Given request =>
Starting at "Oh, wait a minute…I" and ending at "definitely think they don’t love me anymore.", copy the post about writing prompts with "decaying" swapped for "rotting".

Given passage =>
+--
Think positive thoughts!

Moods

I’ve been asking my fellow Saturday Writer friends to challenge me. They have taken up that challenge…to challenge. Me.

The idea was for each of us, once a month, to come up with a prompt – anything, a picture, a sentence, song, smell – and write a short story based on that prompt.

The first prompt was a picture of a little girl in a red dress sitting in a field of ivy. I studied it, tried to read the face of the girl and see what she was thinking – you know, deep profound writerly stuff – and came up dry. I decided to dream up my story by some other means. Keep in mind that anything I dream up is going to turn out a little twisted. That’s just how my brain works. The girl in the picture was sweet, angelic and innocent. My story was not.

The second prompt was a sentence, a quote. Alone, it didn’t seem significant, just an idle quote about relationships. Hmm. Again, twisted brain goes into action…out pops a story about a “black widow” woman collecting the bodies of her ex boyfriends in a web in her basement.

Third prompt was the theme song from Dark Shadows. Not everybody is familiar with the classic vampire soapie from many, many, many….many, many years ago but those who are can hear the song in their heads right about now. I didn’t want to do anything vampirish. That would be too cliche, but I couldn’t get the image of a creepy gothic mansion out of my head. The story ended up being about the mansion as the main character…a living, breathing character. That was fun to write.

So, at this month’s meeting I told my fellow writers to really challenge me this time. I’m beginning to think they don’t love me anymore. What they gave me this time is going to be hard. They had that evil gleam in their eyes when they gave it to me…yep, they want me to fail this time. I can’t let that happen. They will not beat me!

What is the prompt this time?

It’s two-fold.

Porcupine quills and a lilac bush.

Seriously.

What the heck am I going to do with that?

Oh, wait a minute…I think I’ve got something. Hmm, can you kill somebody with a porcupine quill? And if you buried their body under a lilac bush, will it hide the smell of decaying flesh?

Naw, I’ll keep thinking. I’ll come up with something.

Lilac bush…porcupine…do the two even live in the same region of the country together?

Who’s idea was this? I definitely think they don’t love me anymore.
+--
Data lines =>
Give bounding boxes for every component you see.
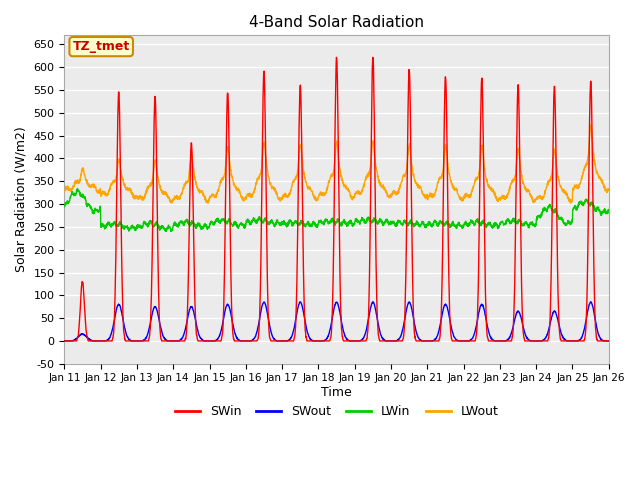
Legend: SWin, SWout, LWin, LWout: SWin, SWout, LWin, LWout bbox=[170, 400, 504, 423]
Y-axis label: Solar Radiation (W/m2): Solar Radiation (W/m2) bbox=[15, 127, 28, 273]
Text: TZ_tmet: TZ_tmet bbox=[72, 40, 130, 53]
X-axis label: Time: Time bbox=[321, 386, 352, 399]
Title: 4-Band Solar Radiation: 4-Band Solar Radiation bbox=[249, 15, 424, 30]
+--
Solution =>
Oh, wait a minute…I think I’ve got something. Hmm, can you kill somebody with a porcupine quill? And if you buried their body under a lilac bush, will it hide the smell of rotting flesh?

Naw, I’ll keep thinking. I’ll come up with something.

Lilac bush…porcupine…do the two even live in the same region of the country together?

Who’s idea was this? I definitely think they don’t love me anymore.